Short exercise:
Show every line containing "ангину" by copying it.

Stored data
======
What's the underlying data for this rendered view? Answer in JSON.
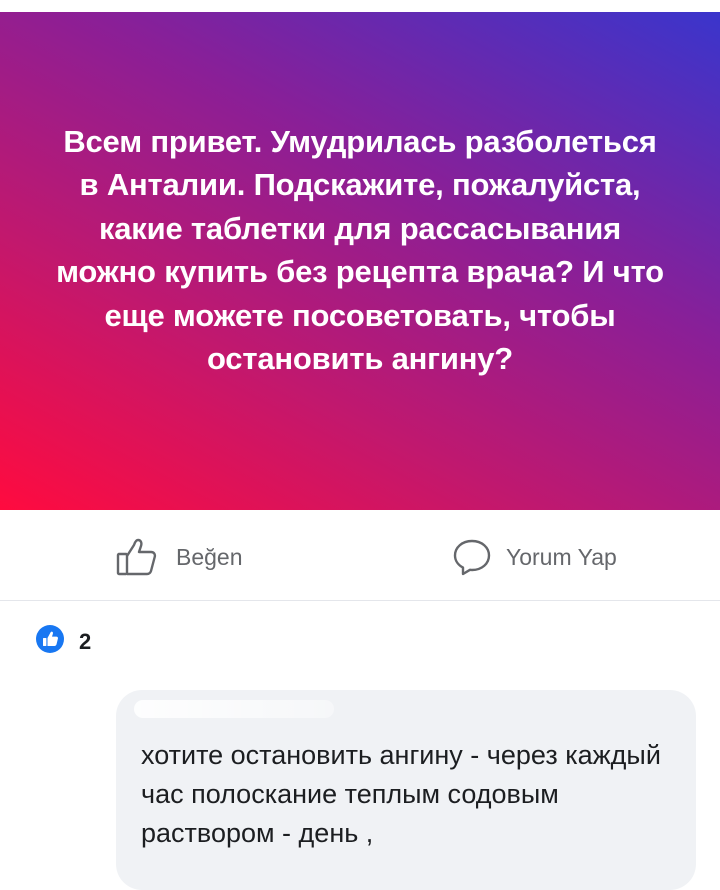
{
  "post": {
    "text": "Всем привет. Умудрилась разболеться в Анталии. Подскажите, пожалуйста, какие таблетки для рассасывания можно купить без рецепта врача? И что еще можете посоветовать, чтобы остановить ангину?"
  },
  "actions": {
    "like_label": "Beğen",
    "comment_label": "Yorum Yap"
  },
  "reactions": {
    "count": "2"
  },
  "comment": {
    "text": "хотите остановить ангину - через каждый час полоскание теплым содовым раствором - день ,"
  },
  "icons": {
    "like": "thumbs-up-outline-icon",
    "comment": "speech-bubble-outline-icon",
    "reaction": "like-reaction-icon"
  },
  "colors": {
    "gradient_start": "#ff0b3f",
    "gradient_end": "#3a35cc",
    "action_text": "#65676b",
    "like_blue": "#1877f2",
    "comment_bg": "#f0f2f5"
  }
}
======
Final answer:
    "text": "Всем привет. Умудрилась разболеться в Анталии. Подскажите, пожалуйста, какие таблетки для рассасывания можно купить без рецепта врача? И что еще можете посоветовать, чтобы остановить ангину?"
    "text": "хотите остановить ангину - через каждый час полоскание теплым содовым раствором - день ,"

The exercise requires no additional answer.